— BEGIN SUPPLIED DATA —

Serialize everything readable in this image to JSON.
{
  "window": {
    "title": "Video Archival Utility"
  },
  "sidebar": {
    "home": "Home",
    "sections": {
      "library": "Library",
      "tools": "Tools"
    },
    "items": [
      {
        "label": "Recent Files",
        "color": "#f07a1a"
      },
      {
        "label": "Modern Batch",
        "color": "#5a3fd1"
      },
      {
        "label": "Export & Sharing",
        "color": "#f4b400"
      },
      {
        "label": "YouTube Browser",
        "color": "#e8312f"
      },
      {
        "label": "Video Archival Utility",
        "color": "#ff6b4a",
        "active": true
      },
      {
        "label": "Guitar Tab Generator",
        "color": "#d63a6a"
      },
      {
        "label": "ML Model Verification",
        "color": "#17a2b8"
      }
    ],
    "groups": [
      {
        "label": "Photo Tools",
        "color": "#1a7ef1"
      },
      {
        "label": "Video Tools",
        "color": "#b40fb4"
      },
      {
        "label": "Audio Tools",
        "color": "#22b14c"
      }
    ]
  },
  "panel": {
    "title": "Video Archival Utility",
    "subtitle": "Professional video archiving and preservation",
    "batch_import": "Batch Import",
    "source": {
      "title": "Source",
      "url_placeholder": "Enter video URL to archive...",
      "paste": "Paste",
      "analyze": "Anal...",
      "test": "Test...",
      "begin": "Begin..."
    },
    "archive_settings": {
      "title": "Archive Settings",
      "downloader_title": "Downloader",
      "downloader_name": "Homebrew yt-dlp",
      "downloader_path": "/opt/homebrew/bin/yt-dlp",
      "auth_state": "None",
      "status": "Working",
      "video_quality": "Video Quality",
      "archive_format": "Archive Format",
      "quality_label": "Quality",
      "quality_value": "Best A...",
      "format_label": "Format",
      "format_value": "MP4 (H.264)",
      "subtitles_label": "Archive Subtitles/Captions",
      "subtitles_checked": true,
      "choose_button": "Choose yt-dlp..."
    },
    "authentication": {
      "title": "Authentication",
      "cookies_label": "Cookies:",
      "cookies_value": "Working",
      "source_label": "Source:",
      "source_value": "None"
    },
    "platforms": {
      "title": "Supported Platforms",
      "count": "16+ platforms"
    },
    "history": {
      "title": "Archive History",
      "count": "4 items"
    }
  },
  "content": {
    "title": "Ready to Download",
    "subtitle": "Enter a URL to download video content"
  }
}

— END SUPPLIED DATA —

# EXERCISE INSTRUCTIONS:
Return every line containing "Working".

# COMPLETE OUTPUT:
      "status": "Working",
      "cookies_value": "Working",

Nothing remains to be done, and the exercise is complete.